Short exercise
Lines containing the word "Scores" should be extracted in full.

Recorded information
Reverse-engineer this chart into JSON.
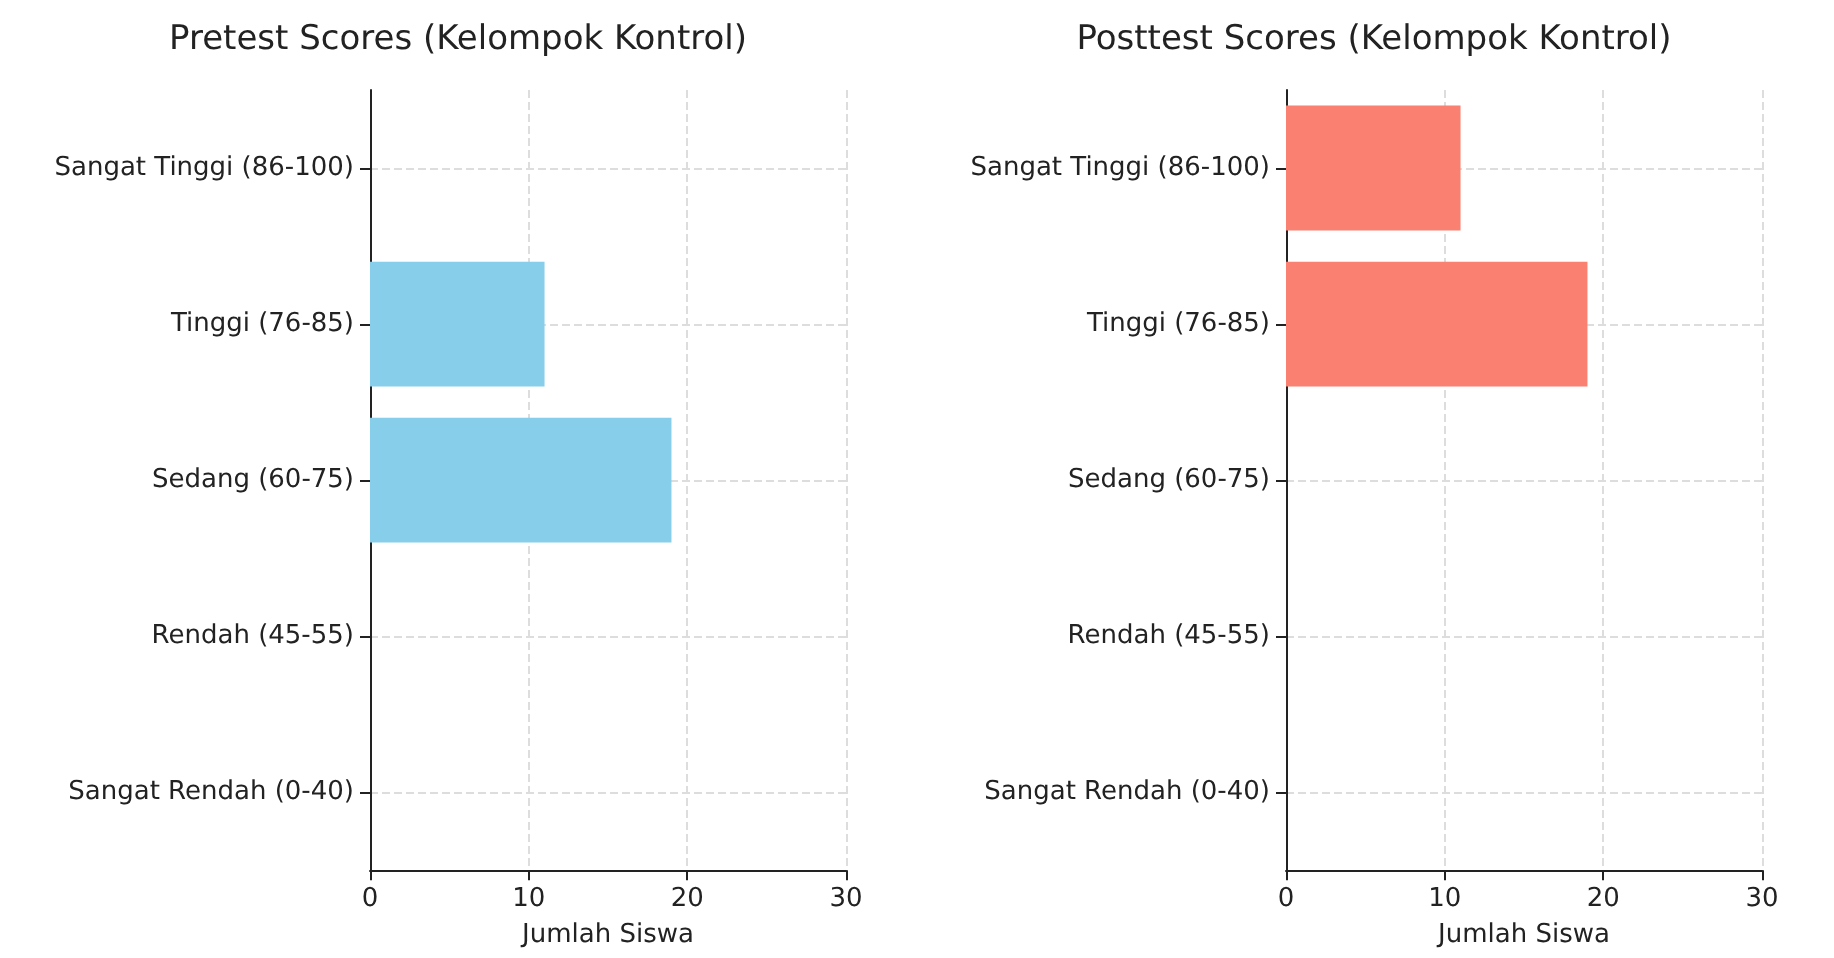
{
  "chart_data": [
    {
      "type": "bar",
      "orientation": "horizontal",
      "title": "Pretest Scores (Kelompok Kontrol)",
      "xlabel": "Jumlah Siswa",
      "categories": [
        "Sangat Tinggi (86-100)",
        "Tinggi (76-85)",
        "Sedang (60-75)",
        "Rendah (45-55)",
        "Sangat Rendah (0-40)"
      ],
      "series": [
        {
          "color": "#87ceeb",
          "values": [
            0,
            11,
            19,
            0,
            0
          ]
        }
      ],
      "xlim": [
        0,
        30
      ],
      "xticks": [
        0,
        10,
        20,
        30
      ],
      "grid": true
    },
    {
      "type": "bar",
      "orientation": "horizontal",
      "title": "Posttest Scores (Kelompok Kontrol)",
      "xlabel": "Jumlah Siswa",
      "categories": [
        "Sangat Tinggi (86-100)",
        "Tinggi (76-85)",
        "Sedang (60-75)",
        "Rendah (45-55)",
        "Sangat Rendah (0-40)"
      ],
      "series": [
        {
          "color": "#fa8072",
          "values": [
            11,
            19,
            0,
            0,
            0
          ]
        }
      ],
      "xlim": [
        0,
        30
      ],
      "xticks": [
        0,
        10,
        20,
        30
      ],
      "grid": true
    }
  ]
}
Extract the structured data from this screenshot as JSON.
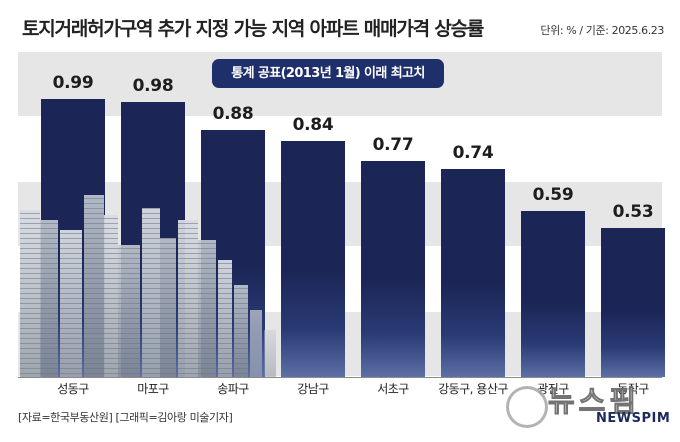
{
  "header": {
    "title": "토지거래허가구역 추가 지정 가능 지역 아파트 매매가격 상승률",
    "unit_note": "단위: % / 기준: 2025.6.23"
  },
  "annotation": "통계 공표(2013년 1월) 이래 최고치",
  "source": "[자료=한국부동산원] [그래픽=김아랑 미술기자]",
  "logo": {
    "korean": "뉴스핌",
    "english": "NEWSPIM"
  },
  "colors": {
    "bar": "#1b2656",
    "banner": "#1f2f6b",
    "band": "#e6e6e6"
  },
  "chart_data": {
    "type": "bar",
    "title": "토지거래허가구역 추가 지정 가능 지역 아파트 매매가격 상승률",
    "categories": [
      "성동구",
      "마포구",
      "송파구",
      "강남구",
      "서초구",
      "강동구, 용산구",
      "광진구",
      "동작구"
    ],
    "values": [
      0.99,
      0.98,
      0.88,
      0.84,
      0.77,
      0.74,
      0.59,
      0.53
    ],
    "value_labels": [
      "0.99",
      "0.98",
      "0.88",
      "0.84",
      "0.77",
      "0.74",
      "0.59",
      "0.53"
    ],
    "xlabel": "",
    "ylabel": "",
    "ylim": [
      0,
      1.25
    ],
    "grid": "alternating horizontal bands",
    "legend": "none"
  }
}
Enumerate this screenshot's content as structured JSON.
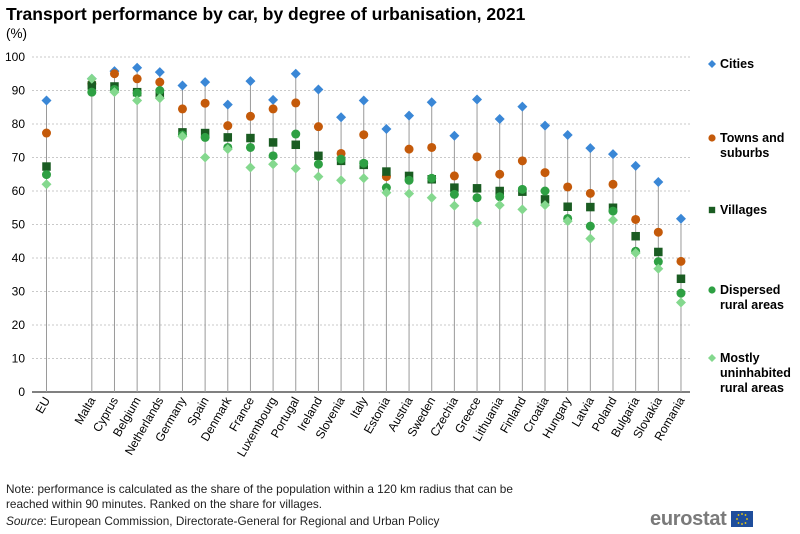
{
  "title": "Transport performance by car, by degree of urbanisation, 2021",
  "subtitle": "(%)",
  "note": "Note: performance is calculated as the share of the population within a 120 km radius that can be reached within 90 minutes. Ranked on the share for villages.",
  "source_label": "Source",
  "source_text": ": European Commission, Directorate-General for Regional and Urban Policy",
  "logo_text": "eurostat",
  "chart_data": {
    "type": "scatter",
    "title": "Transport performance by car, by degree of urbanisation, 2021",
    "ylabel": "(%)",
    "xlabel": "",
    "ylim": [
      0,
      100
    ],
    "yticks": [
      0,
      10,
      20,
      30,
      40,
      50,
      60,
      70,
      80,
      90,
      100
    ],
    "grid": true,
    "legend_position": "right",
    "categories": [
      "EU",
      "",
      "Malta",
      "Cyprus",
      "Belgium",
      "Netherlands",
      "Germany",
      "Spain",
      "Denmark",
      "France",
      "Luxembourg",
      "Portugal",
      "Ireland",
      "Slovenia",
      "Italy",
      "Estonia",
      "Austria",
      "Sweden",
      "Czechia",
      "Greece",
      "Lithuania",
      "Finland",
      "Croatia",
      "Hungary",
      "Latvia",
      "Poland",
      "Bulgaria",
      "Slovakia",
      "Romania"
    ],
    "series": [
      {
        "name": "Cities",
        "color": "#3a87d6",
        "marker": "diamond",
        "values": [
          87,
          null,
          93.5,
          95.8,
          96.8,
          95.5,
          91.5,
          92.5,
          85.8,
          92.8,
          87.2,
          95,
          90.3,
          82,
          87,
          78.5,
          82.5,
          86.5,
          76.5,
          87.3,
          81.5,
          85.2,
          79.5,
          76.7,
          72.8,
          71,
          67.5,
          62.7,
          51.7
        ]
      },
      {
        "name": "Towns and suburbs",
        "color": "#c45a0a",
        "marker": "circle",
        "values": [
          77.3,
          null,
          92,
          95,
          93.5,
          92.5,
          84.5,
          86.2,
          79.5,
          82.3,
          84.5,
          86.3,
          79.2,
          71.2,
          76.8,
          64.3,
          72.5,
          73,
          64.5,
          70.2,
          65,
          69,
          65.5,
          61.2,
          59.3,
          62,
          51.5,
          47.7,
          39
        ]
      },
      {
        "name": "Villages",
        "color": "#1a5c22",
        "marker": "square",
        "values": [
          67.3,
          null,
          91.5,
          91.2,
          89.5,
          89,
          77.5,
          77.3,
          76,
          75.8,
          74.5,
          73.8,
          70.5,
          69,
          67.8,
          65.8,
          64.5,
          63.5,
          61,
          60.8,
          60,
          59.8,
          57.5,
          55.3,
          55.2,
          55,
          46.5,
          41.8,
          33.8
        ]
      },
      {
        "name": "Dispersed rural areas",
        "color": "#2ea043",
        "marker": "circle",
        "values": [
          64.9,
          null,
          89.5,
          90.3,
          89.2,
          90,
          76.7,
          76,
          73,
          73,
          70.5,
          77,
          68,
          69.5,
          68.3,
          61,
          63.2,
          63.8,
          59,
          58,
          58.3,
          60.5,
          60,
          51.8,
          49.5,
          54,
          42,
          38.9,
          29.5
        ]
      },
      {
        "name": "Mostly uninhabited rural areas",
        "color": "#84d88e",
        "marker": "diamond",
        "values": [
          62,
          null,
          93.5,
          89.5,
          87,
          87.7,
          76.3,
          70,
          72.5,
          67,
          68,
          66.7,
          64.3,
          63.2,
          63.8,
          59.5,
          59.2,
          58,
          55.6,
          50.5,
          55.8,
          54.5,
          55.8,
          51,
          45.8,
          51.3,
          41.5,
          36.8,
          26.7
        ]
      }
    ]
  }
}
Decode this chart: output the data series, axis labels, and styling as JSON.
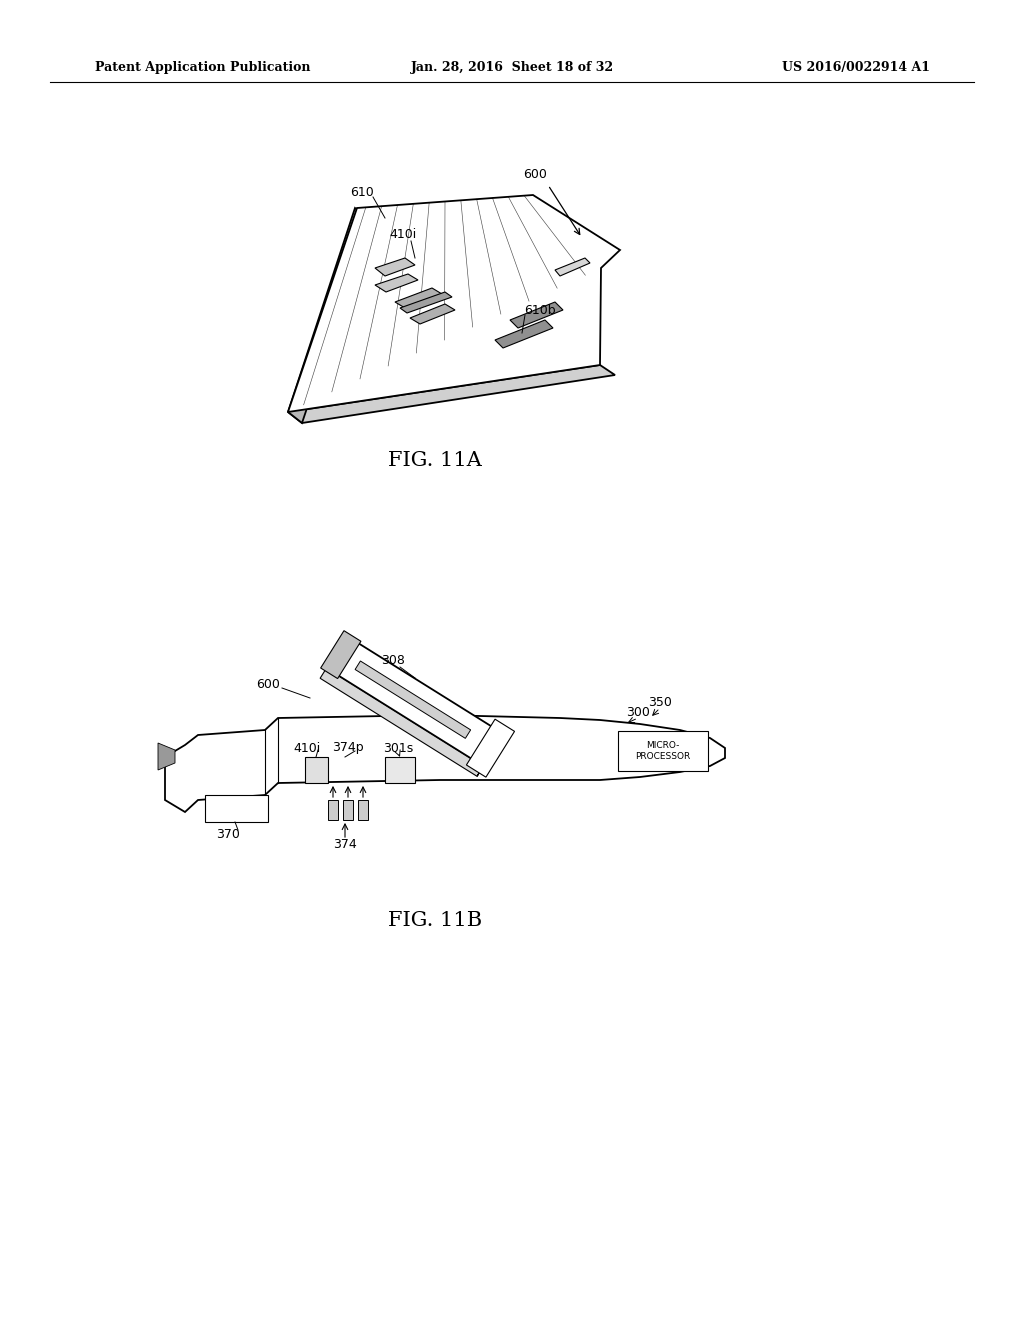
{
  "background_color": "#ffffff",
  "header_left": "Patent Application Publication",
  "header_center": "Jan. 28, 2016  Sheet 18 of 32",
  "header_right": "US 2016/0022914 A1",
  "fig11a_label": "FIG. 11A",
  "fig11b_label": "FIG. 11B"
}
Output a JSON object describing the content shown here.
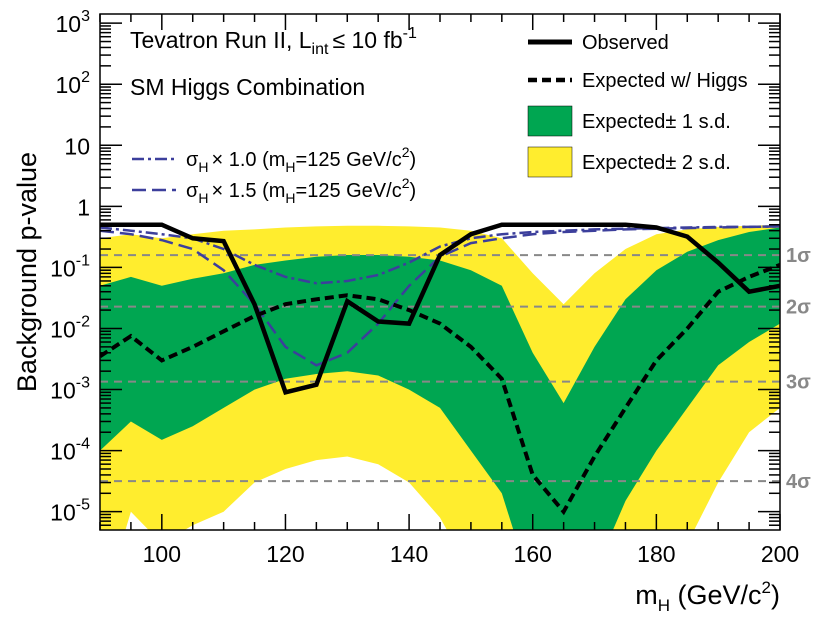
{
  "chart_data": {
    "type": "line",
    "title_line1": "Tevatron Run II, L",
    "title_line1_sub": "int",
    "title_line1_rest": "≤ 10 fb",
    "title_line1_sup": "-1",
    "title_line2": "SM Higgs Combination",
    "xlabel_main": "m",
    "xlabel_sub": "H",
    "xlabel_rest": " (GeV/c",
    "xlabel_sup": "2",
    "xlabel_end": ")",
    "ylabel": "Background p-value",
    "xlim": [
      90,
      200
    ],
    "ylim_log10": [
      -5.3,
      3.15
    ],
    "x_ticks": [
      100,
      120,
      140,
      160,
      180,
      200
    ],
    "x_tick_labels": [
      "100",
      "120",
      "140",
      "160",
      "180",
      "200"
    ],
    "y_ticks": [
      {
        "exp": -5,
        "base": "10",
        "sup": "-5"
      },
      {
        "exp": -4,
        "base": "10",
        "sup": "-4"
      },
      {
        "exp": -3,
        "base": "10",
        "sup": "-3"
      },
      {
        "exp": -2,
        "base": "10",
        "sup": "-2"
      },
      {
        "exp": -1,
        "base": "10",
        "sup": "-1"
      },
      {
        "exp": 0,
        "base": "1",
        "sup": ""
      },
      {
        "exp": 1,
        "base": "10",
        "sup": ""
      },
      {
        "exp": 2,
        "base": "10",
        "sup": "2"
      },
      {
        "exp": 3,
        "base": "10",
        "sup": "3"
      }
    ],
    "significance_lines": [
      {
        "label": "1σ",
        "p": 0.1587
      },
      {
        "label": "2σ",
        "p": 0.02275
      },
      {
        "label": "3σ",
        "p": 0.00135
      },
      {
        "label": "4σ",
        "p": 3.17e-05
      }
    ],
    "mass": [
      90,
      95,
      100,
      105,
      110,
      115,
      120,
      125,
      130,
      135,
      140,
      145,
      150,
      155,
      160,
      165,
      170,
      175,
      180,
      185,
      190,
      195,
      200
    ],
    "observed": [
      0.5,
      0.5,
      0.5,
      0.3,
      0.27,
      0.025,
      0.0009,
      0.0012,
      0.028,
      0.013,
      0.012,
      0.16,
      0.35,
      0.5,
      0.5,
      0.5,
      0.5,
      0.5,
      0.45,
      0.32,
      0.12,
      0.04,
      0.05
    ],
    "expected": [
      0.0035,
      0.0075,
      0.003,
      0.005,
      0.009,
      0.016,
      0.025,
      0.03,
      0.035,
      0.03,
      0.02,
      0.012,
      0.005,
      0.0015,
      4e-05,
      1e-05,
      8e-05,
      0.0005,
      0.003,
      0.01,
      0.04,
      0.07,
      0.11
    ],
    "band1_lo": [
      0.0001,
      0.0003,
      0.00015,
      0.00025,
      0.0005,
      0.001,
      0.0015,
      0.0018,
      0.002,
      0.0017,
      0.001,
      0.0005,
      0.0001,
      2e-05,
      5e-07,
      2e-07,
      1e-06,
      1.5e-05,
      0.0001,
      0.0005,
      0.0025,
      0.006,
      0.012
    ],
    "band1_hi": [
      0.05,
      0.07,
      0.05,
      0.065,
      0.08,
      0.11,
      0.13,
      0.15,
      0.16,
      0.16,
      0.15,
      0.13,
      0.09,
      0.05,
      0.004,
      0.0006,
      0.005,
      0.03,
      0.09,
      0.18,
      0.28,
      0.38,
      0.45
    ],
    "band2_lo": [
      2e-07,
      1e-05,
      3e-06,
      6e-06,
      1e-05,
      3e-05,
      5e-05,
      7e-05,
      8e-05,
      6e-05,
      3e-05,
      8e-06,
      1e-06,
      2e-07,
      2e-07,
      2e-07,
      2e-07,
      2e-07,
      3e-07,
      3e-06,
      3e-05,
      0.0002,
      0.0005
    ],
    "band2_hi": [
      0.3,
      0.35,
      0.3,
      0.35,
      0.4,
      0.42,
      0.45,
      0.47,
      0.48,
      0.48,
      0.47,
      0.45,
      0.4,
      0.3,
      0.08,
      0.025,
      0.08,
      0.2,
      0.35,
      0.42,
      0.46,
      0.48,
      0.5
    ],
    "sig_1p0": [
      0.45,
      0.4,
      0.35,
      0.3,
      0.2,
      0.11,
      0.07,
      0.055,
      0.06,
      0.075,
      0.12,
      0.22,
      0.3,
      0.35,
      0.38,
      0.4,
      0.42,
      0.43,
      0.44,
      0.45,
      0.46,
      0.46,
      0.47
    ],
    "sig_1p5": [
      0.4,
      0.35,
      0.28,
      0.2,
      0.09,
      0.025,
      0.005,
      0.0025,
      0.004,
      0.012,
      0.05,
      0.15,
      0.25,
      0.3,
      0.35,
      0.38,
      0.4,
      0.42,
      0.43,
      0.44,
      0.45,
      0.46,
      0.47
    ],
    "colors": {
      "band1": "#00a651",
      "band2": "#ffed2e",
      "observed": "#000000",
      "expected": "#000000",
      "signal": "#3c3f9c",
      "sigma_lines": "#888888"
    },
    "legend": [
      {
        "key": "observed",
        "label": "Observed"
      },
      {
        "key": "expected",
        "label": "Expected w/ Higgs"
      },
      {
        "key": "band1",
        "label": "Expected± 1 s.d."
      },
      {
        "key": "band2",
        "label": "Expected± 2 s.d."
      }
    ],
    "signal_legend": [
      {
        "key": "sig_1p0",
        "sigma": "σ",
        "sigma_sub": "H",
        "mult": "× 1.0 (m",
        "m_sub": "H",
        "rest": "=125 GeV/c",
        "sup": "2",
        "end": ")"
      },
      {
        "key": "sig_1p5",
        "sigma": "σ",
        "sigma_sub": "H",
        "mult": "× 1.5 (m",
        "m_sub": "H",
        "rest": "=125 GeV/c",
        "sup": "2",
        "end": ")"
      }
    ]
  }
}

The result
      "title": "Pretest Scores (Kelompok Kontrol)",
      "title": "Posttest Scores (Kelompok Kontrol)",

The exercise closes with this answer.